(Data entries for graphics)
____________
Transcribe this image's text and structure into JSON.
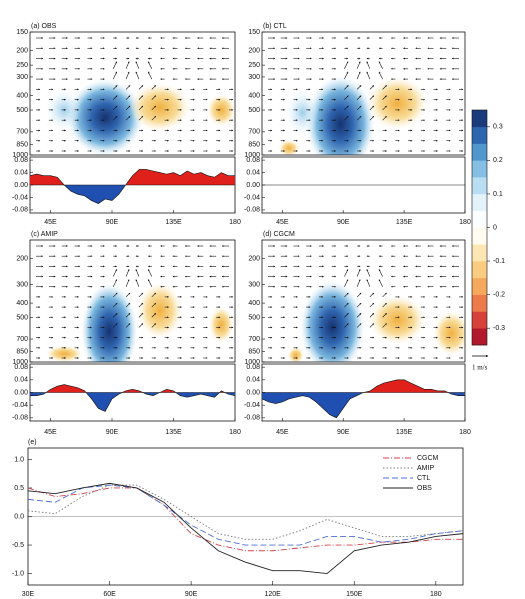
{
  "chart_data": [
    {
      "type": "profile",
      "title": "(a) OBS",
      "xlim": [
        30,
        180
      ],
      "xticks": [
        {
          "value": 45,
          "label": "45E"
        },
        {
          "value": 90,
          "label": "90E"
        },
        {
          "value": 135,
          "label": "135E"
        },
        180
      ],
      "ylim": [
        1000,
        150
      ],
      "log": true,
      "yticks": [
        150,
        200,
        250,
        300,
        400,
        500,
        700,
        850,
        1000
      ],
      "area": {
        "ylim": [
          -0.09,
          0.09
        ],
        "yticks": [
          0.08,
          0.04,
          {
            "value": 0,
            "label": "0.00"
          },
          -0.04,
          -0.08
        ],
        "x": [
          30,
          35,
          40,
          45,
          50,
          55,
          60,
          65,
          70,
          75,
          80,
          85,
          90,
          95,
          100,
          105,
          110,
          115,
          120,
          125,
          130,
          135,
          140,
          145,
          150,
          155,
          160,
          165,
          170,
          175,
          180
        ],
        "values": [
          0.03,
          0.035,
          0.03,
          0.03,
          0.025,
          0.0,
          -0.02,
          -0.03,
          -0.035,
          -0.05,
          -0.06,
          -0.045,
          -0.05,
          -0.03,
          0.0,
          0.03,
          0.05,
          0.05,
          0.045,
          0.04,
          0.035,
          0.04,
          0.03,
          0.045,
          0.035,
          0.04,
          0.03,
          0.025,
          0.04,
          0.03,
          0.03
        ],
        "colors": [
          "#e0201b",
          "#1f4fb0"
        ]
      }
    },
    {
      "type": "profile",
      "title": "(b) CTL",
      "xlim": [
        30,
        180
      ],
      "xticks": [
        {
          "value": 45,
          "label": "45E"
        },
        {
          "value": 90,
          "label": "90E"
        },
        {
          "value": 135,
          "label": "135E"
        },
        180
      ],
      "ylim": [
        1000,
        150
      ],
      "log": true,
      "yticks": [
        150,
        200,
        250,
        300,
        400,
        500,
        700,
        850,
        1000
      ],
      "area": {
        "ylim": [
          -0.09,
          0.09
        ],
        "yticks": [
          0.08,
          0.04,
          {
            "value": 0,
            "label": "0.00"
          },
          -0.04,
          -0.08
        ]
      }
    },
    {
      "type": "profile",
      "title": "(c) AMIP",
      "xlim": [
        30,
        180
      ],
      "xticks": [
        {
          "value": 45,
          "label": "45E"
        },
        {
          "value": 90,
          "label": "90E"
        },
        {
          "value": 135,
          "label": "135E"
        },
        180
      ],
      "ylim": [
        1000,
        150
      ],
      "log": true,
      "yticks": [
        200,
        300,
        400,
        500,
        700,
        850,
        1000
      ],
      "area": {
        "ylim": [
          -0.09,
          0.09
        ],
        "yticks": [
          0.08,
          0.04,
          {
            "value": 0,
            "label": "0.00"
          },
          -0.04,
          -0.08
        ],
        "x": [
          30,
          35,
          40,
          45,
          50,
          55,
          60,
          65,
          70,
          75,
          80,
          85,
          90,
          95,
          100,
          105,
          110,
          115,
          120,
          125,
          130,
          135,
          140,
          145,
          150,
          155,
          160,
          165,
          170,
          175,
          180
        ],
        "values": [
          -0.01,
          -0.01,
          -0.005,
          0.01,
          0.02,
          0.025,
          0.02,
          0.015,
          0.005,
          -0.02,
          -0.05,
          -0.06,
          -0.02,
          -0.005,
          0.005,
          0.01,
          0.005,
          -0.005,
          -0.01,
          0.0,
          0.01,
          0.005,
          -0.01,
          -0.015,
          -0.01,
          -0.005,
          -0.01,
          -0.015,
          0.005,
          -0.005,
          -0.01
        ],
        "colors": [
          "#e0201b",
          "#1f4fb0"
        ]
      }
    },
    {
      "type": "profile",
      "title": "(d) CGCM",
      "xlim": [
        30,
        180
      ],
      "xticks": [
        {
          "value": 45,
          "label": "45E"
        },
        {
          "value": 90,
          "label": "90E"
        },
        {
          "value": 135,
          "label": "135E"
        },
        180
      ],
      "ylim": [
        1000,
        150
      ],
      "log": true,
      "yticks": [
        200,
        300,
        400,
        500,
        700,
        850,
        1000
      ],
      "area": {
        "ylim": [
          -0.09,
          0.09
        ],
        "yticks": [
          0.08,
          0.04,
          {
            "value": 0,
            "label": "0.00"
          },
          -0.04,
          -0.08
        ],
        "x": [
          30,
          35,
          40,
          45,
          50,
          55,
          60,
          65,
          70,
          75,
          80,
          85,
          90,
          95,
          100,
          105,
          110,
          115,
          120,
          125,
          130,
          135,
          140,
          145,
          150,
          155,
          160,
          165,
          170,
          175,
          180
        ],
        "values": [
          -0.02,
          -0.03,
          -0.035,
          -0.03,
          -0.02,
          -0.015,
          -0.01,
          -0.015,
          -0.03,
          -0.05,
          -0.07,
          -0.08,
          -0.05,
          -0.02,
          -0.01,
          0.0,
          0.005,
          0.02,
          0.03,
          0.035,
          0.04,
          0.04,
          0.03,
          0.02,
          0.01,
          0.01,
          0.005,
          0.005,
          -0.005,
          -0.01,
          -0.01
        ],
        "colors": [
          "#e0201b",
          "#1f4fb0"
        ]
      }
    },
    {
      "type": "colorbar",
      "clim": [
        -0.35,
        0.35
      ],
      "ticks": [
        0.3,
        0.2,
        0.1,
        0,
        -0.1,
        -0.2,
        -0.3
      ],
      "label": "1 m/s"
    },
    {
      "type": "line",
      "title": "(e)",
      "xlim": [
        30,
        190
      ],
      "ylim": [
        -1.2,
        1.2
      ],
      "xticks": [
        {
          "value": 30,
          "label": "30E"
        },
        {
          "value": 60,
          "label": "60E"
        },
        {
          "value": 90,
          "label": "90E"
        },
        {
          "value": 120,
          "label": "120E"
        },
        {
          "value": 150,
          "label": "150E"
        },
        180
      ],
      "yticks": [
        {
          "value": 1,
          "label": "1.0"
        },
        0.5,
        {
          "value": 0,
          "label": "0.0"
        },
        -0.5,
        {
          "value": -1,
          "label": "-1.0"
        }
      ],
      "legend": "upper right",
      "x": [
        30,
        40,
        50,
        60,
        70,
        80,
        90,
        100,
        110,
        120,
        130,
        140,
        150,
        160,
        170,
        180,
        190
      ],
      "series": [
        {
          "name": "CGCM",
          "color": "#d0404a",
          "dash": "6 2 1 2",
          "values": [
            0.5,
            0.35,
            0.4,
            0.5,
            0.5,
            0.2,
            -0.3,
            -0.5,
            -0.6,
            -0.6,
            -0.55,
            -0.5,
            -0.5,
            -0.45,
            -0.45,
            -0.4,
            -0.4
          ]
        },
        {
          "name": "AMIP",
          "color": "#777777",
          "dash": "1.5 2",
          "values": [
            0.1,
            0.05,
            0.35,
            0.55,
            0.55,
            0.3,
            0,
            -0.3,
            -0.4,
            -0.4,
            -0.25,
            -0.05,
            -0.2,
            -0.35,
            -0.35,
            -0.3,
            -0.25
          ]
        },
        {
          "name": "CTL",
          "color": "#4a6fd8",
          "dash": "6 3",
          "values": [
            0.3,
            0.25,
            0.5,
            0.55,
            0.5,
            0.2,
            -0.15,
            -0.4,
            -0.5,
            -0.5,
            -0.5,
            -0.35,
            -0.35,
            -0.45,
            -0.4,
            -0.3,
            -0.25
          ]
        },
        {
          "name": "OBS",
          "color": "#222222",
          "dash": "",
          "values": [
            0.45,
            0.4,
            0.5,
            0.58,
            0.5,
            0.25,
            -0.2,
            -0.6,
            -0.8,
            -0.95,
            -0.95,
            -1.0,
            -0.6,
            -0.5,
            -0.45,
            -0.35,
            -0.3
          ]
        }
      ]
    }
  ]
}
____________
GIVEN REQUEST
Your job is to transcribe the entries above exactly; skip the pictures.

RESPONSE TO THIS TASK
Transcribe this image's text and structure into JSON.
{
  "chart_data": [
    {
      "type": "profile",
      "title": "(a) OBS",
      "xlim": [
        30,
        180
      ],
      "xticks": [
        {
          "value": 45,
          "label": "45E"
        },
        {
          "value": 90,
          "label": "90E"
        },
        {
          "value": 135,
          "label": "135E"
        },
        180
      ],
      "ylim": [
        1000,
        150
      ],
      "log": true,
      "yticks": [
        150,
        200,
        250,
        300,
        400,
        500,
        700,
        850,
        1000
      ],
      "area": {
        "ylim": [
          -0.09,
          0.09
        ],
        "yticks": [
          0.08,
          0.04,
          {
            "value": 0,
            "label": "0.00"
          },
          -0.04,
          -0.08
        ],
        "x": [
          30,
          35,
          40,
          45,
          50,
          55,
          60,
          65,
          70,
          75,
          80,
          85,
          90,
          95,
          100,
          105,
          110,
          115,
          120,
          125,
          130,
          135,
          140,
          145,
          150,
          155,
          160,
          165,
          170,
          175,
          180
        ],
        "values": [
          0.03,
          0.035,
          0.03,
          0.03,
          0.025,
          0.0,
          -0.02,
          -0.03,
          -0.035,
          -0.05,
          -0.06,
          -0.045,
          -0.05,
          -0.03,
          0.0,
          0.03,
          0.05,
          0.05,
          0.045,
          0.04,
          0.035,
          0.04,
          0.03,
          0.045,
          0.035,
          0.04,
          0.03,
          0.025,
          0.04,
          0.03,
          0.03
        ],
        "colors": [
          "#e0201b",
          "#1f4fb0"
        ]
      }
    },
    {
      "type": "profile",
      "title": "(b) CTL",
      "xlim": [
        30,
        180
      ],
      "xticks": [
        {
          "value": 45,
          "label": "45E"
        },
        {
          "value": 90,
          "label": "90E"
        },
        {
          "value": 135,
          "label": "135E"
        },
        180
      ],
      "ylim": [
        1000,
        150
      ],
      "log": true,
      "yticks": [
        150,
        200,
        250,
        300,
        400,
        500,
        700,
        850,
        1000
      ],
      "area": {
        "ylim": [
          -0.09,
          0.09
        ],
        "yticks": [
          0.08,
          0.04,
          {
            "value": 0,
            "label": "0.00"
          },
          -0.04,
          -0.08
        ]
      }
    },
    {
      "type": "profile",
      "title": "(c) AMIP",
      "xlim": [
        30,
        180
      ],
      "xticks": [
        {
          "value": 45,
          "label": "45E"
        },
        {
          "value": 90,
          "label": "90E"
        },
        {
          "value": 135,
          "label": "135E"
        },
        180
      ],
      "ylim": [
        1000,
        150
      ],
      "log": true,
      "yticks": [
        200,
        300,
        400,
        500,
        700,
        850,
        1000
      ],
      "area": {
        "ylim": [
          -0.09,
          0.09
        ],
        "yticks": [
          0.08,
          0.04,
          {
            "value": 0,
            "label": "0.00"
          },
          -0.04,
          -0.08
        ],
        "x": [
          30,
          35,
          40,
          45,
          50,
          55,
          60,
          65,
          70,
          75,
          80,
          85,
          90,
          95,
          100,
          105,
          110,
          115,
          120,
          125,
          130,
          135,
          140,
          145,
          150,
          155,
          160,
          165,
          170,
          175,
          180
        ],
        "values": [
          -0.01,
          -0.01,
          -0.005,
          0.01,
          0.02,
          0.025,
          0.02,
          0.015,
          0.005,
          -0.02,
          -0.05,
          -0.06,
          -0.02,
          -0.005,
          0.005,
          0.01,
          0.005,
          -0.005,
          -0.01,
          0.0,
          0.01,
          0.005,
          -0.01,
          -0.015,
          -0.01,
          -0.005,
          -0.01,
          -0.015,
          0.005,
          -0.005,
          -0.01
        ],
        "colors": [
          "#e0201b",
          "#1f4fb0"
        ]
      }
    },
    {
      "type": "profile",
      "title": "(d) CGCM",
      "xlim": [
        30,
        180
      ],
      "xticks": [
        {
          "value": 45,
          "label": "45E"
        },
        {
          "value": 90,
          "label": "90E"
        },
        {
          "value": 135,
          "label": "135E"
        },
        180
      ],
      "ylim": [
        1000,
        150
      ],
      "log": true,
      "yticks": [
        200,
        300,
        400,
        500,
        700,
        850,
        1000
      ],
      "area": {
        "ylim": [
          -0.09,
          0.09
        ],
        "yticks": [
          0.08,
          0.04,
          {
            "value": 0,
            "label": "0.00"
          },
          -0.04,
          -0.08
        ],
        "x": [
          30,
          35,
          40,
          45,
          50,
          55,
          60,
          65,
          70,
          75,
          80,
          85,
          90,
          95,
          100,
          105,
          110,
          115,
          120,
          125,
          130,
          135,
          140,
          145,
          150,
          155,
          160,
          165,
          170,
          175,
          180
        ],
        "values": [
          -0.02,
          -0.03,
          -0.035,
          -0.03,
          -0.02,
          -0.015,
          -0.01,
          -0.015,
          -0.03,
          -0.05,
          -0.07,
          -0.08,
          -0.05,
          -0.02,
          -0.01,
          0.0,
          0.005,
          0.02,
          0.03,
          0.035,
          0.04,
          0.04,
          0.03,
          0.02,
          0.01,
          0.01,
          0.005,
          0.005,
          -0.005,
          -0.01,
          -0.01
        ],
        "colors": [
          "#e0201b",
          "#1f4fb0"
        ]
      }
    },
    {
      "type": "colorbar",
      "clim": [
        -0.35,
        0.35
      ],
      "ticks": [
        0.3,
        0.2,
        0.1,
        0,
        -0.1,
        -0.2,
        -0.3
      ],
      "label": "1 m/s"
    },
    {
      "type": "line",
      "title": "(e)",
      "xlim": [
        30,
        190
      ],
      "ylim": [
        -1.2,
        1.2
      ],
      "xticks": [
        {
          "value": 30,
          "label": "30E"
        },
        {
          "value": 60,
          "label": "60E"
        },
        {
          "value": 90,
          "label": "90E"
        },
        {
          "value": 120,
          "label": "120E"
        },
        {
          "value": 150,
          "label": "150E"
        },
        180
      ],
      "yticks": [
        {
          "value": 1,
          "label": "1.0"
        },
        0.5,
        {
          "value": 0,
          "label": "0.0"
        },
        -0.5,
        {
          "value": -1,
          "label": "-1.0"
        }
      ],
      "legend": "upper right",
      "x": [
        30,
        40,
        50,
        60,
        70,
        80,
        90,
        100,
        110,
        120,
        130,
        140,
        150,
        160,
        170,
        180,
        190
      ],
      "series": [
        {
          "name": "CGCM",
          "color": "#d0404a",
          "dash": "6 2 1 2",
          "values": [
            0.5,
            0.35,
            0.4,
            0.5,
            0.5,
            0.2,
            -0.3,
            -0.5,
            -0.6,
            -0.6,
            -0.55,
            -0.5,
            -0.5,
            -0.45,
            -0.45,
            -0.4,
            -0.4
          ]
        },
        {
          "name": "AMIP",
          "color": "#777777",
          "dash": "1.5 2",
          "values": [
            0.1,
            0.05,
            0.35,
            0.55,
            0.55,
            0.3,
            0,
            -0.3,
            -0.4,
            -0.4,
            -0.25,
            -0.05,
            -0.2,
            -0.35,
            -0.35,
            -0.3,
            -0.25
          ]
        },
        {
          "name": "CTL",
          "color": "#4a6fd8",
          "dash": "6 3",
          "values": [
            0.3,
            0.25,
            0.5,
            0.55,
            0.5,
            0.2,
            -0.15,
            -0.4,
            -0.5,
            -0.5,
            -0.5,
            -0.35,
            -0.35,
            -0.45,
            -0.4,
            -0.3,
            -0.25
          ]
        },
        {
          "name": "OBS",
          "color": "#222222",
          "dash": "",
          "values": [
            0.45,
            0.4,
            0.5,
            0.58,
            0.5,
            0.25,
            -0.2,
            -0.6,
            -0.8,
            -0.95,
            -0.95,
            -1.0,
            -0.6,
            -0.5,
            -0.45,
            -0.35,
            -0.3
          ]
        }
      ]
    }
  ]
}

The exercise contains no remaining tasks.